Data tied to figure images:
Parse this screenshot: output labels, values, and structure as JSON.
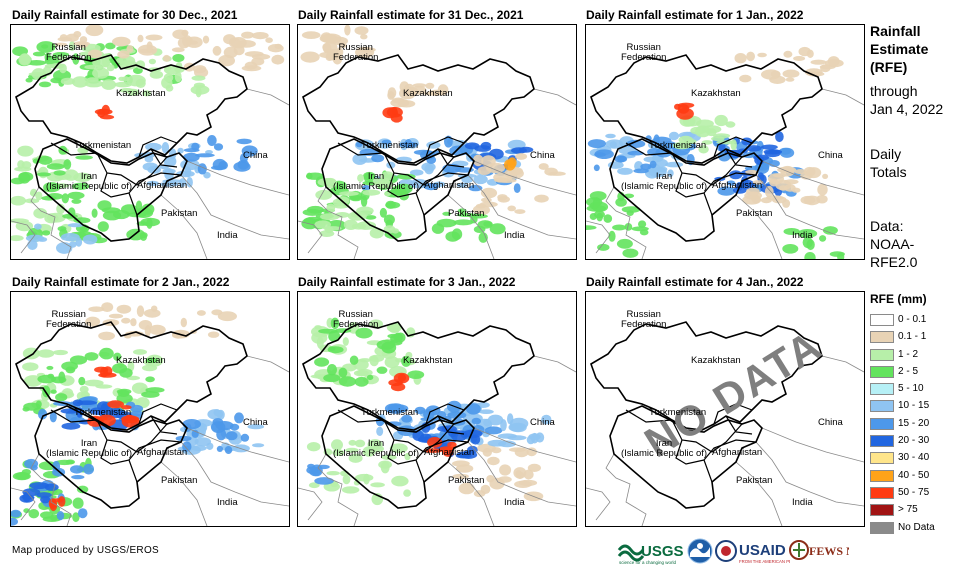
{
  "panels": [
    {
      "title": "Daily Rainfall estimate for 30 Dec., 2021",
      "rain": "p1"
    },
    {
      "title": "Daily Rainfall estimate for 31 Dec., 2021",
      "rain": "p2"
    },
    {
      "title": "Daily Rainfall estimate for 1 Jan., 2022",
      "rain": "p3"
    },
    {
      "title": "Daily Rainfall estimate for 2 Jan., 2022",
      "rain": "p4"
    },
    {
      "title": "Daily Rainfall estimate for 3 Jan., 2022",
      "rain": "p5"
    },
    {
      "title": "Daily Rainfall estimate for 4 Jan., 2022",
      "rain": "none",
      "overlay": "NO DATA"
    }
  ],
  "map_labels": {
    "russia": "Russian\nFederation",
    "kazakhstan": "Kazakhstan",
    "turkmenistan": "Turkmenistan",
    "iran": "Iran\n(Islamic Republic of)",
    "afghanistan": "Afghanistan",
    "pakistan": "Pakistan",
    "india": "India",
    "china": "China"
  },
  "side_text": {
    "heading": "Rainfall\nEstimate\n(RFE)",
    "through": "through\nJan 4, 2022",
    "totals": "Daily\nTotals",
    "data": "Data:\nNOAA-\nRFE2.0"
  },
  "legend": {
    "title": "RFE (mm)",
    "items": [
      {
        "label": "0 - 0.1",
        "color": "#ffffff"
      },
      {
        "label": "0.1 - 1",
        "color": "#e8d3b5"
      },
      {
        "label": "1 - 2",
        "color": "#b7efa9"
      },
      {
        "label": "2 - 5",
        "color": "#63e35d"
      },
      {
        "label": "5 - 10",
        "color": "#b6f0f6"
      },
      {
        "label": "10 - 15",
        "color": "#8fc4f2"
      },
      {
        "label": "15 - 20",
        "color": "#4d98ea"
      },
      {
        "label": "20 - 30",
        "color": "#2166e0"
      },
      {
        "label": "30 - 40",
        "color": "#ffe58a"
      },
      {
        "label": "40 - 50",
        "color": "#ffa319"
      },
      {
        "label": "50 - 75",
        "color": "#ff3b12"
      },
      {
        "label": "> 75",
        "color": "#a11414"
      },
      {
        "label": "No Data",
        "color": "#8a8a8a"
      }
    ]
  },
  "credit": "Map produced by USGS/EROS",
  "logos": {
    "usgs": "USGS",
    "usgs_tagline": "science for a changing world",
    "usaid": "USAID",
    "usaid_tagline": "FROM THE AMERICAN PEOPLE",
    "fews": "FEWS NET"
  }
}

▶ **TASK REQUIREMENTS**
Identify every line above that includes the word "Daily", and show those lines.

▶ **FULL RESPONSE**
      "title": "Daily Rainfall estimate for 30 Dec., 2021",
      "title": "Daily Rainfall estimate for 31 Dec., 2021",
      "title": "Daily Rainfall estimate for 1 Jan., 2022",
      "title": "Daily Rainfall estimate for 2 Jan., 2022",
      "title": "Daily Rainfall estimate for 3 Jan., 2022",
      "title": "Daily Rainfall estimate for 4 Jan., 2022",
    "totals": "Daily\nTotals",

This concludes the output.